START DATA RECORDS
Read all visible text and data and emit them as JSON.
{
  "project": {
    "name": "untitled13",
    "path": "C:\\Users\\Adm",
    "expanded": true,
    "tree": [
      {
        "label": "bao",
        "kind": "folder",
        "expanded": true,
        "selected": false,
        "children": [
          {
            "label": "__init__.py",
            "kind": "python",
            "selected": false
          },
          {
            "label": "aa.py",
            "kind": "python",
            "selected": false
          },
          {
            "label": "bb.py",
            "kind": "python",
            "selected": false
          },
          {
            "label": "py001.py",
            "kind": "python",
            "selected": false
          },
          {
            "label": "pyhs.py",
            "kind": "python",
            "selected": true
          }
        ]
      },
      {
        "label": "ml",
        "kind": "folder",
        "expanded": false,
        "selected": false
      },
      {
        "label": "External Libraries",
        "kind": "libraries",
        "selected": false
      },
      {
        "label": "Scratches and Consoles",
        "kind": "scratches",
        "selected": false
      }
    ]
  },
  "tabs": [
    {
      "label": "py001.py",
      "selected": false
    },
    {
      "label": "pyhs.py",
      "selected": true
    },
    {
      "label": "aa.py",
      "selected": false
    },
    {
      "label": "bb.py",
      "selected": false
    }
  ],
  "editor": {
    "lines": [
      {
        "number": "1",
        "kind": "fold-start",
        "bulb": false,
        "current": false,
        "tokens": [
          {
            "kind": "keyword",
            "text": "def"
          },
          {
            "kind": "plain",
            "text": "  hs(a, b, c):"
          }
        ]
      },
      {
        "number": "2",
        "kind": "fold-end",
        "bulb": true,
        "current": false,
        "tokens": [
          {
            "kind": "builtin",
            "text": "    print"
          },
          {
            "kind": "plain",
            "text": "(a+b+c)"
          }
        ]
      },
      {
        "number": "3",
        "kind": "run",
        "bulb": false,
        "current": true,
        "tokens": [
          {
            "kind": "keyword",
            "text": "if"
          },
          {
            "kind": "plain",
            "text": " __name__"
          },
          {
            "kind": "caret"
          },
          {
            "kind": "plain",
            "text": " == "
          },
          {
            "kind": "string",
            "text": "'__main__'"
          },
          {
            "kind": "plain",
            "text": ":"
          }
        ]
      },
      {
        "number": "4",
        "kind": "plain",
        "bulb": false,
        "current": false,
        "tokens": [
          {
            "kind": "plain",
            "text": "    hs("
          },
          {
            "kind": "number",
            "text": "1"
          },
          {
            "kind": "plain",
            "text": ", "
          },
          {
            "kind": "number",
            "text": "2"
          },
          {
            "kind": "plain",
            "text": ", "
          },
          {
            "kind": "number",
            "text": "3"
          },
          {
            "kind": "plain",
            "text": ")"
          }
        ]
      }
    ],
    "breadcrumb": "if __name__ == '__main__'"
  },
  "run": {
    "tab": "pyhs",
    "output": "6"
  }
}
END DATA RECORDS
Repeat the records exactly, including every line.

Read all visible text and data and emit them as JSON.
{
  "project": {
    "name": "untitled13",
    "path": "C:\\Users\\Adm",
    "expanded": true,
    "tree": [
      {
        "label": "bao",
        "kind": "folder",
        "expanded": true,
        "selected": false,
        "children": [
          {
            "label": "__init__.py",
            "kind": "python",
            "selected": false
          },
          {
            "label": "aa.py",
            "kind": "python",
            "selected": false
          },
          {
            "label": "bb.py",
            "kind": "python",
            "selected": false
          },
          {
            "label": "py001.py",
            "kind": "python",
            "selected": false
          },
          {
            "label": "pyhs.py",
            "kind": "python",
            "selected": true
          }
        ]
      },
      {
        "label": "ml",
        "kind": "folder",
        "expanded": false,
        "selected": false
      },
      {
        "label": "External Libraries",
        "kind": "libraries",
        "selected": false
      },
      {
        "label": "Scratches and Consoles",
        "kind": "scratches",
        "selected": false
      }
    ]
  },
  "tabs": [
    {
      "label": "py001.py",
      "selected": false
    },
    {
      "label": "pyhs.py",
      "selected": true
    },
    {
      "label": "aa.py",
      "selected": false
    },
    {
      "label": "bb.py",
      "selected": false
    }
  ],
  "editor": {
    "lines": [
      {
        "number": "1",
        "kind": "fold-start",
        "bulb": false,
        "current": false,
        "tokens": [
          {
            "kind": "keyword",
            "text": "def"
          },
          {
            "kind": "plain",
            "text": "  hs(a, b, c):"
          }
        ]
      },
      {
        "number": "2",
        "kind": "fold-end",
        "bulb": true,
        "current": false,
        "tokens": [
          {
            "kind": "builtin",
            "text": "    print"
          },
          {
            "kind": "plain",
            "text": "(a+b+c)"
          }
        ]
      },
      {
        "number": "3",
        "kind": "run",
        "bulb": false,
        "current": true,
        "tokens": [
          {
            "kind": "keyword",
            "text": "if"
          },
          {
            "kind": "plain",
            "text": " __name__"
          },
          {
            "kind": "caret"
          },
          {
            "kind": "plain",
            "text": " == "
          },
          {
            "kind": "string",
            "text": "'__main__'"
          },
          {
            "kind": "plain",
            "text": ":"
          }
        ]
      },
      {
        "number": "4",
        "kind": "plain",
        "bulb": false,
        "current": false,
        "tokens": [
          {
            "kind": "plain",
            "text": "    hs("
          },
          {
            "kind": "number",
            "text": "1"
          },
          {
            "kind": "plain",
            "text": ", "
          },
          {
            "kind": "number",
            "text": "2"
          },
          {
            "kind": "plain",
            "text": ", "
          },
          {
            "kind": "number",
            "text": "3"
          },
          {
            "kind": "plain",
            "text": ")"
          }
        ]
      }
    ],
    "breadcrumb": "if __name__ == '__main__'"
  },
  "run": {
    "tab": "pyhs",
    "output": "6"
  }
}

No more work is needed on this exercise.